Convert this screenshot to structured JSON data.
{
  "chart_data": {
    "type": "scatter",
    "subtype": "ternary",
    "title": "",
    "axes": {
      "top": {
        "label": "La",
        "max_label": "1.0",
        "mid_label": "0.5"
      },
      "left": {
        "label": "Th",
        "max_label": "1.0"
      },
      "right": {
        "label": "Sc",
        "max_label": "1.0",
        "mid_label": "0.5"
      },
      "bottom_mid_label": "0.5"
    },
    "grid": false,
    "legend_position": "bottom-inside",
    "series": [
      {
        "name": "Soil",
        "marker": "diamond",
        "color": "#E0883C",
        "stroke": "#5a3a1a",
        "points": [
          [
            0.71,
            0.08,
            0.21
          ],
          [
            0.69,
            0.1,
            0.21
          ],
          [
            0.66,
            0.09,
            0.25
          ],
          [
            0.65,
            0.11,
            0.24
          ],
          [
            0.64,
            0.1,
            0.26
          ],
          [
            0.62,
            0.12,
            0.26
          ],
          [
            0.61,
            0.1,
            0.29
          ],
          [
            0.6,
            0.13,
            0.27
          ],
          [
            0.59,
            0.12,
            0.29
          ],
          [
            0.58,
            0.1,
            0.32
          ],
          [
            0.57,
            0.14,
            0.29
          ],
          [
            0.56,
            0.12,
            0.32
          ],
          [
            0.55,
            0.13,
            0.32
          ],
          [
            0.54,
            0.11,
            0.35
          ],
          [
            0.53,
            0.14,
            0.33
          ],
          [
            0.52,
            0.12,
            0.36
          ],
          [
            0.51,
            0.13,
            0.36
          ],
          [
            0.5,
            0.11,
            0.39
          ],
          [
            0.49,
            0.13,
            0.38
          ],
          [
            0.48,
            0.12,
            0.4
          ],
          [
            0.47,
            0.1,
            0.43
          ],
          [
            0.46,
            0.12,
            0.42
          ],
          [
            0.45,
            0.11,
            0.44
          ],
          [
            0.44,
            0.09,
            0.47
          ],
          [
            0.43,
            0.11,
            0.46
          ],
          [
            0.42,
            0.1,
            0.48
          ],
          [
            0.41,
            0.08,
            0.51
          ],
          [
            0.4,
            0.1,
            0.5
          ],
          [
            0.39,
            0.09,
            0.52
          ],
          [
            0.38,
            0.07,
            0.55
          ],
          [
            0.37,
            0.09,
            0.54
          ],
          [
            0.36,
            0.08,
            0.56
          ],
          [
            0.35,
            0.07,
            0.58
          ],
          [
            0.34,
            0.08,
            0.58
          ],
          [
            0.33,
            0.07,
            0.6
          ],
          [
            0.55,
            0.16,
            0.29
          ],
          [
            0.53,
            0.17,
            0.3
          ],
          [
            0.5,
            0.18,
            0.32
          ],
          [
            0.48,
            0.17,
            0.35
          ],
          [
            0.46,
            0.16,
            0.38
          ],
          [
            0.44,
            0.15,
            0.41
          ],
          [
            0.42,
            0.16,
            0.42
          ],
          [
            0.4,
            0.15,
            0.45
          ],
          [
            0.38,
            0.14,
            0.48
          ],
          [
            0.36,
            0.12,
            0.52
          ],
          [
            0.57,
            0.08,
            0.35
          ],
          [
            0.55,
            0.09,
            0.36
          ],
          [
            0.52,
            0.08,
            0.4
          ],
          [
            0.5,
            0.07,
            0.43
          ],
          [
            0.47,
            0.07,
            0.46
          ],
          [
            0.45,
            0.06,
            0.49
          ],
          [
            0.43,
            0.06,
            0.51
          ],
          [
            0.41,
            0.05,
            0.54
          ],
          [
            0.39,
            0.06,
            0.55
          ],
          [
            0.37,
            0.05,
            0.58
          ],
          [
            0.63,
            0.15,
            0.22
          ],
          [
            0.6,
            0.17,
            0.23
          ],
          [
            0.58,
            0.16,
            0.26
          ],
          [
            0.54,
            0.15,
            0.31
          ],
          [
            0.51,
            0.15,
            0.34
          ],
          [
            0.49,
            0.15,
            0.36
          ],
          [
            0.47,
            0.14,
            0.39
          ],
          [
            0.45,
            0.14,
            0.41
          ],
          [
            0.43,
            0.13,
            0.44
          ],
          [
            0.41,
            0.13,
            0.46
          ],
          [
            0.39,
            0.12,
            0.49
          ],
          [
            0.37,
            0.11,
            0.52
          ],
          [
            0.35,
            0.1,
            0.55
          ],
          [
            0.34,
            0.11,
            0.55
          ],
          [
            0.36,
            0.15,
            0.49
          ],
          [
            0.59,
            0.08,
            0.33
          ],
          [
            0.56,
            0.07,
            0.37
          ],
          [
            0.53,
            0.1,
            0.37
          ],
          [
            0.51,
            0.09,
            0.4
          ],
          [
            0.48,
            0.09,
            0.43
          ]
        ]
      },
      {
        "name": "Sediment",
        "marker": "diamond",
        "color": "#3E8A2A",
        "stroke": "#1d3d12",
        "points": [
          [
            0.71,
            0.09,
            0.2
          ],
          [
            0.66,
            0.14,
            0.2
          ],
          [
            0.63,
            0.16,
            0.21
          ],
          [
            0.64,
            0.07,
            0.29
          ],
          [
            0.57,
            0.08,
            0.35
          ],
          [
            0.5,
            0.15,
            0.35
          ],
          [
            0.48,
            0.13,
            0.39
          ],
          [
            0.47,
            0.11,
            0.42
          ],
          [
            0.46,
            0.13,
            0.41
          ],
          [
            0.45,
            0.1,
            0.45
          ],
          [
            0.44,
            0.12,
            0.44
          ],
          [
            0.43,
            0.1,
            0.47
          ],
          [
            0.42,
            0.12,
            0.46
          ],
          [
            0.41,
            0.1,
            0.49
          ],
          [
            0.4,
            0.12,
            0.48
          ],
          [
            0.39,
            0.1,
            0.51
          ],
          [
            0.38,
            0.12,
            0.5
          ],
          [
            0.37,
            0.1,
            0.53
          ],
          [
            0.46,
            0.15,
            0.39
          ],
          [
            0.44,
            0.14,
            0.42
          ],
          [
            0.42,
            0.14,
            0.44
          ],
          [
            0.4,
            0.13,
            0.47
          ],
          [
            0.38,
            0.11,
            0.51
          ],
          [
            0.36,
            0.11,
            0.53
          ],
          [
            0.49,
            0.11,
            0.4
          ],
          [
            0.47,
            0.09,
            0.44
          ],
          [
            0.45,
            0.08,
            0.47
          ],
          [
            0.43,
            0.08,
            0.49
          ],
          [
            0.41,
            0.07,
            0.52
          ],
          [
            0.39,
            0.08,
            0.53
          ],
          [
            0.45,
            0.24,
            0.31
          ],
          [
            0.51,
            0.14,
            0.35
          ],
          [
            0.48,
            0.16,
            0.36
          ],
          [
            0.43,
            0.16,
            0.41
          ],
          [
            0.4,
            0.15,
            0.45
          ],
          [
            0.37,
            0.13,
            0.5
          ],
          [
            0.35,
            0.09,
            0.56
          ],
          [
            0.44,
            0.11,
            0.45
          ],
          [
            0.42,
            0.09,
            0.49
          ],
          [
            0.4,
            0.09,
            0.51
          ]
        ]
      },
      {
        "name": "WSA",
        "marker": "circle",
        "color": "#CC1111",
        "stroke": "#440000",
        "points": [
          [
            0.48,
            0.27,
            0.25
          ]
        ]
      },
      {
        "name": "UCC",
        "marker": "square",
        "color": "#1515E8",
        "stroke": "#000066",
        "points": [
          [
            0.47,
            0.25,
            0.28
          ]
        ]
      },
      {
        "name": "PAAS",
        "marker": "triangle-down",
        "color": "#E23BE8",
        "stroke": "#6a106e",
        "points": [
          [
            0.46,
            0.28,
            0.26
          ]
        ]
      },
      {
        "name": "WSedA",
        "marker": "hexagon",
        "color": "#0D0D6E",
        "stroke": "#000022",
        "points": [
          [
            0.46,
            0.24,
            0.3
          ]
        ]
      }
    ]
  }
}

----------------

# Exercise brief
Can you give every line above again, exactly as written?

# Written response
Convert this screenshot to structured JSON data.
{
  "chart_data": {
    "type": "scatter",
    "subtype": "ternary",
    "title": "",
    "axes": {
      "top": {
        "label": "La",
        "max_label": "1.0",
        "mid_label": "0.5"
      },
      "left": {
        "label": "Th",
        "max_label": "1.0"
      },
      "right": {
        "label": "Sc",
        "max_label": "1.0",
        "mid_label": "0.5"
      },
      "bottom_mid_label": "0.5"
    },
    "grid": false,
    "legend_position": "bottom-inside",
    "series": [
      {
        "name": "Soil",
        "marker": "diamond",
        "color": "#E0883C",
        "stroke": "#5a3a1a",
        "points": [
          [
            0.71,
            0.08,
            0.21
          ],
          [
            0.69,
            0.1,
            0.21
          ],
          [
            0.66,
            0.09,
            0.25
          ],
          [
            0.65,
            0.11,
            0.24
          ],
          [
            0.64,
            0.1,
            0.26
          ],
          [
            0.62,
            0.12,
            0.26
          ],
          [
            0.61,
            0.1,
            0.29
          ],
          [
            0.6,
            0.13,
            0.27
          ],
          [
            0.59,
            0.12,
            0.29
          ],
          [
            0.58,
            0.1,
            0.32
          ],
          [
            0.57,
            0.14,
            0.29
          ],
          [
            0.56,
            0.12,
            0.32
          ],
          [
            0.55,
            0.13,
            0.32
          ],
          [
            0.54,
            0.11,
            0.35
          ],
          [
            0.53,
            0.14,
            0.33
          ],
          [
            0.52,
            0.12,
            0.36
          ],
          [
            0.51,
            0.13,
            0.36
          ],
          [
            0.5,
            0.11,
            0.39
          ],
          [
            0.49,
            0.13,
            0.38
          ],
          [
            0.48,
            0.12,
            0.4
          ],
          [
            0.47,
            0.1,
            0.43
          ],
          [
            0.46,
            0.12,
            0.42
          ],
          [
            0.45,
            0.11,
            0.44
          ],
          [
            0.44,
            0.09,
            0.47
          ],
          [
            0.43,
            0.11,
            0.46
          ],
          [
            0.42,
            0.1,
            0.48
          ],
          [
            0.41,
            0.08,
            0.51
          ],
          [
            0.4,
            0.1,
            0.5
          ],
          [
            0.39,
            0.09,
            0.52
          ],
          [
            0.38,
            0.07,
            0.55
          ],
          [
            0.37,
            0.09,
            0.54
          ],
          [
            0.36,
            0.08,
            0.56
          ],
          [
            0.35,
            0.07,
            0.58
          ],
          [
            0.34,
            0.08,
            0.58
          ],
          [
            0.33,
            0.07,
            0.6
          ],
          [
            0.55,
            0.16,
            0.29
          ],
          [
            0.53,
            0.17,
            0.3
          ],
          [
            0.5,
            0.18,
            0.32
          ],
          [
            0.48,
            0.17,
            0.35
          ],
          [
            0.46,
            0.16,
            0.38
          ],
          [
            0.44,
            0.15,
            0.41
          ],
          [
            0.42,
            0.16,
            0.42
          ],
          [
            0.4,
            0.15,
            0.45
          ],
          [
            0.38,
            0.14,
            0.48
          ],
          [
            0.36,
            0.12,
            0.52
          ],
          [
            0.57,
            0.08,
            0.35
          ],
          [
            0.55,
            0.09,
            0.36
          ],
          [
            0.52,
            0.08,
            0.4
          ],
          [
            0.5,
            0.07,
            0.43
          ],
          [
            0.47,
            0.07,
            0.46
          ],
          [
            0.45,
            0.06,
            0.49
          ],
          [
            0.43,
            0.06,
            0.51
          ],
          [
            0.41,
            0.05,
            0.54
          ],
          [
            0.39,
            0.06,
            0.55
          ],
          [
            0.37,
            0.05,
            0.58
          ],
          [
            0.63,
            0.15,
            0.22
          ],
          [
            0.6,
            0.17,
            0.23
          ],
          [
            0.58,
            0.16,
            0.26
          ],
          [
            0.54,
            0.15,
            0.31
          ],
          [
            0.51,
            0.15,
            0.34
          ],
          [
            0.49,
            0.15,
            0.36
          ],
          [
            0.47,
            0.14,
            0.39
          ],
          [
            0.45,
            0.14,
            0.41
          ],
          [
            0.43,
            0.13,
            0.44
          ],
          [
            0.41,
            0.13,
            0.46
          ],
          [
            0.39,
            0.12,
            0.49
          ],
          [
            0.37,
            0.11,
            0.52
          ],
          [
            0.35,
            0.1,
            0.55
          ],
          [
            0.34,
            0.11,
            0.55
          ],
          [
            0.36,
            0.15,
            0.49
          ],
          [
            0.59,
            0.08,
            0.33
          ],
          [
            0.56,
            0.07,
            0.37
          ],
          [
            0.53,
            0.1,
            0.37
          ],
          [
            0.51,
            0.09,
            0.4
          ],
          [
            0.48,
            0.09,
            0.43
          ]
        ]
      },
      {
        "name": "Sediment",
        "marker": "diamond",
        "color": "#3E8A2A",
        "stroke": "#1d3d12",
        "points": [
          [
            0.71,
            0.09,
            0.2
          ],
          [
            0.66,
            0.14,
            0.2
          ],
          [
            0.63,
            0.16,
            0.21
          ],
          [
            0.64,
            0.07,
            0.29
          ],
          [
            0.57,
            0.08,
            0.35
          ],
          [
            0.5,
            0.15,
            0.35
          ],
          [
            0.48,
            0.13,
            0.39
          ],
          [
            0.47,
            0.11,
            0.42
          ],
          [
            0.46,
            0.13,
            0.41
          ],
          [
            0.45,
            0.1,
            0.45
          ],
          [
            0.44,
            0.12,
            0.44
          ],
          [
            0.43,
            0.1,
            0.47
          ],
          [
            0.42,
            0.12,
            0.46
          ],
          [
            0.41,
            0.1,
            0.49
          ],
          [
            0.4,
            0.12,
            0.48
          ],
          [
            0.39,
            0.1,
            0.51
          ],
          [
            0.38,
            0.12,
            0.5
          ],
          [
            0.37,
            0.1,
            0.53
          ],
          [
            0.46,
            0.15,
            0.39
          ],
          [
            0.44,
            0.14,
            0.42
          ],
          [
            0.42,
            0.14,
            0.44
          ],
          [
            0.4,
            0.13,
            0.47
          ],
          [
            0.38,
            0.11,
            0.51
          ],
          [
            0.36,
            0.11,
            0.53
          ],
          [
            0.49,
            0.11,
            0.4
          ],
          [
            0.47,
            0.09,
            0.44
          ],
          [
            0.45,
            0.08,
            0.47
          ],
          [
            0.43,
            0.08,
            0.49
          ],
          [
            0.41,
            0.07,
            0.52
          ],
          [
            0.39,
            0.08,
            0.53
          ],
          [
            0.45,
            0.24,
            0.31
          ],
          [
            0.51,
            0.14,
            0.35
          ],
          [
            0.48,
            0.16,
            0.36
          ],
          [
            0.43,
            0.16,
            0.41
          ],
          [
            0.4,
            0.15,
            0.45
          ],
          [
            0.37,
            0.13,
            0.5
          ],
          [
            0.35,
            0.09,
            0.56
          ],
          [
            0.44,
            0.11,
            0.45
          ],
          [
            0.42,
            0.09,
            0.49
          ],
          [
            0.4,
            0.09,
            0.51
          ]
        ]
      },
      {
        "name": "WSA",
        "marker": "circle",
        "color": "#CC1111",
        "stroke": "#440000",
        "points": [
          [
            0.48,
            0.27,
            0.25
          ]
        ]
      },
      {
        "name": "UCC",
        "marker": "square",
        "color": "#1515E8",
        "stroke": "#000066",
        "points": [
          [
            0.47,
            0.25,
            0.28
          ]
        ]
      },
      {
        "name": "PAAS",
        "marker": "triangle-down",
        "color": "#E23BE8",
        "stroke": "#6a106e",
        "points": [
          [
            0.46,
            0.28,
            0.26
          ]
        ]
      },
      {
        "name": "WSedA",
        "marker": "hexagon",
        "color": "#0D0D6E",
        "stroke": "#000022",
        "points": [
          [
            0.46,
            0.24,
            0.3
          ]
        ]
      }
    ]
  }
}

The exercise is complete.